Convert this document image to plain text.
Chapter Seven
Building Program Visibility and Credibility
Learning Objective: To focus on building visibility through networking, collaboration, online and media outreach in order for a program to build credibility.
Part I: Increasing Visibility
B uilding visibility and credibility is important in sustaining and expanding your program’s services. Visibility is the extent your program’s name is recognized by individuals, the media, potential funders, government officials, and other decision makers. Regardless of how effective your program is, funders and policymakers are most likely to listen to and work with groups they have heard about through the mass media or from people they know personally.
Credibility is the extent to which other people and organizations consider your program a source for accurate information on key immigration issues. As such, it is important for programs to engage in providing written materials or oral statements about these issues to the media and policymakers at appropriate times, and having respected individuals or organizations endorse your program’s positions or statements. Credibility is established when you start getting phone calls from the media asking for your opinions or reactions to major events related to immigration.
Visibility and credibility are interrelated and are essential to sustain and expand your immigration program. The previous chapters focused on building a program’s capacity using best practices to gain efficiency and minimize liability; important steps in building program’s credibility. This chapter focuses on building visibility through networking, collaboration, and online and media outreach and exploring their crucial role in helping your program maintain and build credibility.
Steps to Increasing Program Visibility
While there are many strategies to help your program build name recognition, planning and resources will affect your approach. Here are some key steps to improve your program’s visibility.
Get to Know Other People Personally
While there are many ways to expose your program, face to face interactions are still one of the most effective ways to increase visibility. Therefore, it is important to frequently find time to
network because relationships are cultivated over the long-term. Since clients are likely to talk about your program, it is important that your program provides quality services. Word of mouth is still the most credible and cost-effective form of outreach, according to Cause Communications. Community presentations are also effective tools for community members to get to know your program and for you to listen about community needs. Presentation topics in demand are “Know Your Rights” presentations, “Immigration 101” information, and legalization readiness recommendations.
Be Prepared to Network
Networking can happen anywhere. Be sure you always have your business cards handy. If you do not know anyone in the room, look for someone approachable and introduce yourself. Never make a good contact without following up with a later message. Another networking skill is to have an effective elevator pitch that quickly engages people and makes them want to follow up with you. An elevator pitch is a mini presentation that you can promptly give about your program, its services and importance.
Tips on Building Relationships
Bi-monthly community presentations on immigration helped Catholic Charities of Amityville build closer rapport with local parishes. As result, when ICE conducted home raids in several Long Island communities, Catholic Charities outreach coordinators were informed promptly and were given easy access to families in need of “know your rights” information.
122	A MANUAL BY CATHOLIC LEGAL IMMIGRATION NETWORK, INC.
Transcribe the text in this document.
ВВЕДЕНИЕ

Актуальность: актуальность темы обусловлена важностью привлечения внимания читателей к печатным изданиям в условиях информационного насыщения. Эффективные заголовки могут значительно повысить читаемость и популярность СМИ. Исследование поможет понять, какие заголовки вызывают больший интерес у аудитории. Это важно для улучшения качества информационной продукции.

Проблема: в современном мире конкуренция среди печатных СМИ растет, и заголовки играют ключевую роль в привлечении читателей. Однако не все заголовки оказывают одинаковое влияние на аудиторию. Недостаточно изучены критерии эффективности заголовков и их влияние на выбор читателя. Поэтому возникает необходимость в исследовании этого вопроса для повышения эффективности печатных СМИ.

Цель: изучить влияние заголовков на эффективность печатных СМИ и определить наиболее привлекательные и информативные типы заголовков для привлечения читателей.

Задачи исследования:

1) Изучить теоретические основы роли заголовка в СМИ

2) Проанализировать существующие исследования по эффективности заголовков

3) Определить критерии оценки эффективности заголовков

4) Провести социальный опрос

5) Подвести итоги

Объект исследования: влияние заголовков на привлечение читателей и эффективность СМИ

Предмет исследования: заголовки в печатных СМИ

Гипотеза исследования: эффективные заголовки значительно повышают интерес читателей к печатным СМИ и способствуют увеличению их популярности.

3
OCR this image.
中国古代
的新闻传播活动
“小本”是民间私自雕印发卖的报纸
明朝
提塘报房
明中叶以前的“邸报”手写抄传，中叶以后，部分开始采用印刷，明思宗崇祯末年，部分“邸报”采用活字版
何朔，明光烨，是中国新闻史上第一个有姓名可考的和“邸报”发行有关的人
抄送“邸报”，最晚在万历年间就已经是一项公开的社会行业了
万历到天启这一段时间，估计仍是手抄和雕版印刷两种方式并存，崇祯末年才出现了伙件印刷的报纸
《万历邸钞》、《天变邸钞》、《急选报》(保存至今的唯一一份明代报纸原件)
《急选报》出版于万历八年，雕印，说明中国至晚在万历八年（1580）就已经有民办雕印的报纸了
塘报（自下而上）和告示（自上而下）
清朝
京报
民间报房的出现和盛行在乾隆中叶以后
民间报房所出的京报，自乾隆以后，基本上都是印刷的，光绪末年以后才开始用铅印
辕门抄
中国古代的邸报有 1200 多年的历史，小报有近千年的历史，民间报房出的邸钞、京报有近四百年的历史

----

TASK BRIEF
Copy every line from the records above that contains the word "эффективности".

SOLUTION
Проблема: в современном мире конкуренция среди печатных СМИ растет, и заголовки играют ключевую роль в привлечении читателей. Однако не все заголовки оказывают одинаковое влияние на аудиторию. Недостаточно изучены критерии эффективности заголовков и их влияние на выбор читателя. Поэтому возникает необходимость в исследовании этого вопроса для повышения эффективности печатных СМИ.
2) Проанализировать существующие исследования по эффективности заголовков
3) Определить критерии оценки эффективности заголовков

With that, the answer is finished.